- Exercise requirements -
Quote the listing below in its entirety, omitting every image.

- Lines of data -
--------------------
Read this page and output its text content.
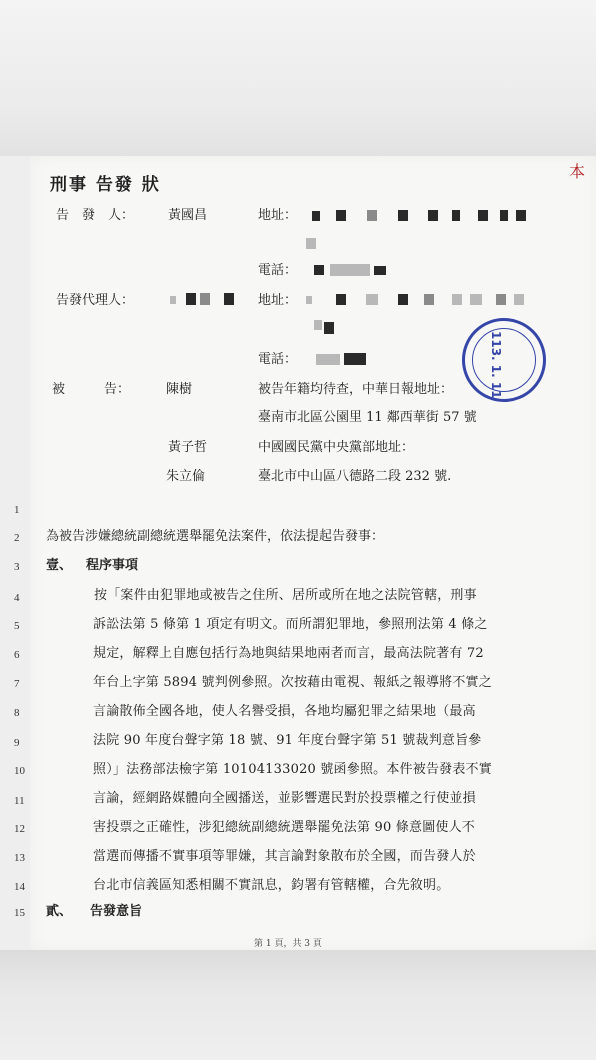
刑事 告發 狀
本
告　發　人：	黃國昌	地址：
電話：
告發代理人：	地址：
電話：
被　　　告：	陳樹	被告年籍均待查，中華日報地址：
臺南市北區公園里 11 鄰西華街 57 號
黃子哲	中國國民黨中央黨部地址：
朱立倫	臺北市中山區八德路二段 232 號.
113. 1. 11
1
2
3
4
5
6
7
8
9
10
11
12
13
14
15
為被告涉嫌總統副總統選舉罷免法案件，依法提起告發事：
壹、 程序事項
按「案件由犯罪地或被告之住所、居所或所在地之法院管轄，刑事
訴訟法第 5 條第 1 項定有明文。而所謂犯罪地，參照刑法第 4 條之
規定，解釋上自應包括行為地與結果地兩者而言，最高法院著有 72
年台上字第 5894 號判例參照。次按藉由電視、報紙之報導將不實之
言論散佈全國各地，使人名譽受損，各地均屬犯罪之結果地（最高
法院 90 年度台聲字第 18 號、91 年度台聲字第 51 號裁判意旨參
照）」法務部法檢字第 10104133020 號函參照。本件被告發表不實
言論，經網路媒體向全國播送，並影響選民對於投票權之行使並損
害投票之正確性，涉犯總統副總統選舉罷免法第 90 條意圖使人不
當選而傳播不實事項等罪嫌，其言論對象散布於全國，而告發人於
台北市信義區知悉相關不實訊息，鈞署有管轄權，合先敘明。
貳、 告發意旨
第 1 頁，共 3 頁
--------------------
- The solution -
Read this page and output its text content.
刑事 告發 狀
本
告　發　人：	黃國昌	地址：
電話：
告發代理人：	地址：
電話：
被　　　告：	陳樹	被告年籍均待查，中華日報地址：
臺南市北區公園里 11 鄰西華街 57 號
黃子哲	中國國民黨中央黨部地址：
朱立倫	臺北市中山區八德路二段 232 號.
113. 1. 11
1
2
3
4
5
6
7
8
9
10
11
12
13
14
15
為被告涉嫌總統副總統選舉罷免法案件，依法提起告發事：
壹、 程序事項
按「案件由犯罪地或被告之住所、居所或所在地之法院管轄，刑事
訴訟法第 5 條第 1 項定有明文。而所謂犯罪地，參照刑法第 4 條之
規定，解釋上自應包括行為地與結果地兩者而言，最高法院著有 72
年台上字第 5894 號判例參照。次按藉由電視、報紙之報導將不實之
言論散佈全國各地，使人名譽受損，各地均屬犯罪之結果地（最高
法院 90 年度台聲字第 18 號、91 年度台聲字第 51 號裁判意旨參
照）」法務部法檢字第 10104133020 號函參照。本件被告發表不實
言論，經網路媒體向全國播送，並影響選民對於投票權之行使並損
害投票之正確性，涉犯總統副總統選舉罷免法第 90 條意圖使人不
當選而傳播不實事項等罪嫌，其言論對象散布於全國，而告發人於
台北市信義區知悉相關不實訊息，鈞署有管轄權，合先敘明。
貳、 告發意旨
第 1 頁，共 3 頁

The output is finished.